Recorded information:
begin

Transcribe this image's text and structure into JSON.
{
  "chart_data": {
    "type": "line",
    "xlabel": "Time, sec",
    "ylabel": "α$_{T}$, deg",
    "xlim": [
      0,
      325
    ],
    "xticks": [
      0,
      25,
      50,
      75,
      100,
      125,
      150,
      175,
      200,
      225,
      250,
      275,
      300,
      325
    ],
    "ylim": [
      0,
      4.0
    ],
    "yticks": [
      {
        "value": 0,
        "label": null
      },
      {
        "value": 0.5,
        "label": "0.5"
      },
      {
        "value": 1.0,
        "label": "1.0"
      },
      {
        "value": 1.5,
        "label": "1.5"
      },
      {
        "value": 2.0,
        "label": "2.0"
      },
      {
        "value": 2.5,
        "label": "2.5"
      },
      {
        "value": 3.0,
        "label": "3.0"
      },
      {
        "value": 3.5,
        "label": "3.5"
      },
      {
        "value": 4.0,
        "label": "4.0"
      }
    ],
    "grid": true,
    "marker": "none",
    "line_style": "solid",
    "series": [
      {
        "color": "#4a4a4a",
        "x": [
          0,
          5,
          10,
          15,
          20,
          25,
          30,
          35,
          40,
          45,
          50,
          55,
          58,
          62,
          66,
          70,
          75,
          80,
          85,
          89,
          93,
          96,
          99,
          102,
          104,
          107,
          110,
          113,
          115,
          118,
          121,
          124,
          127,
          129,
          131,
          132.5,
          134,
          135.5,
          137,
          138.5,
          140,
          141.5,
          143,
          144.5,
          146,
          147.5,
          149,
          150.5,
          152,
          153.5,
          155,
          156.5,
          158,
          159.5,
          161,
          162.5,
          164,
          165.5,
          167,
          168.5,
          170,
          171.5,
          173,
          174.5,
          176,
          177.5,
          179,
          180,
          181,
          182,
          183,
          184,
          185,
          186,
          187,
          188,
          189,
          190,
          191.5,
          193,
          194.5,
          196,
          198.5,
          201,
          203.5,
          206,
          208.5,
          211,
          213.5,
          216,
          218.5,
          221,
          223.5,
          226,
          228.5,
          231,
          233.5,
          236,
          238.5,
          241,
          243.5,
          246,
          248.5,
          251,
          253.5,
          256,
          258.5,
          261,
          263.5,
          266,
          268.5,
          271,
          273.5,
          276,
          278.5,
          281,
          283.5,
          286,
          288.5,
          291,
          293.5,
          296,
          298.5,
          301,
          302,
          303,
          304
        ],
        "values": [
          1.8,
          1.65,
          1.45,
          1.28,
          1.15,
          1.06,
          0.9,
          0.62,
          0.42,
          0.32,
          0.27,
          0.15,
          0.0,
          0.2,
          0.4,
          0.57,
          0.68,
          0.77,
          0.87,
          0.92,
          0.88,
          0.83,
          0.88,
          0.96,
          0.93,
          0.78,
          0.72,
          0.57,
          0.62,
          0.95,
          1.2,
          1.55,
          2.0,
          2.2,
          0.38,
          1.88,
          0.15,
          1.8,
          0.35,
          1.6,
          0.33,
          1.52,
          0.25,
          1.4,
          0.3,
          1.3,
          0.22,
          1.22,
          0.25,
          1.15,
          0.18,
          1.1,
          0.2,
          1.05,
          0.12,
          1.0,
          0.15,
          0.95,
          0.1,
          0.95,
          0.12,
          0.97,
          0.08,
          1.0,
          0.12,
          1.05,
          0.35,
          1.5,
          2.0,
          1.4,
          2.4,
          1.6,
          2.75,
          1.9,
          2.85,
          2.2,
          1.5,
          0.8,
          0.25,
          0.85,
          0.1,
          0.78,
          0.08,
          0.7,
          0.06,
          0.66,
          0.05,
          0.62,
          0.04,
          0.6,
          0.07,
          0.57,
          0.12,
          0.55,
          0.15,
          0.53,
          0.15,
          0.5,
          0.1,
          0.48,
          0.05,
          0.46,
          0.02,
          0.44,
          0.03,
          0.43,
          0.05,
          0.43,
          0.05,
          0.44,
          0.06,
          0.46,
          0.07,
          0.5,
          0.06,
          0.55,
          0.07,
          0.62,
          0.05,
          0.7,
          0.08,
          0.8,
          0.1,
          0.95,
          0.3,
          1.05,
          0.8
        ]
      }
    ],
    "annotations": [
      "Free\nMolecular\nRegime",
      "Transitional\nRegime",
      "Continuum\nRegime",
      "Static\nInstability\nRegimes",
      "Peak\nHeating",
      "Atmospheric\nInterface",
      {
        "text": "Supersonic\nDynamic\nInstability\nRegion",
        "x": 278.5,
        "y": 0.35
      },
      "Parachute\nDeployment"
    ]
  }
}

end

Written request:
Count the lines of the material that include the word "nInstability", then state only the total.

Full solution:
2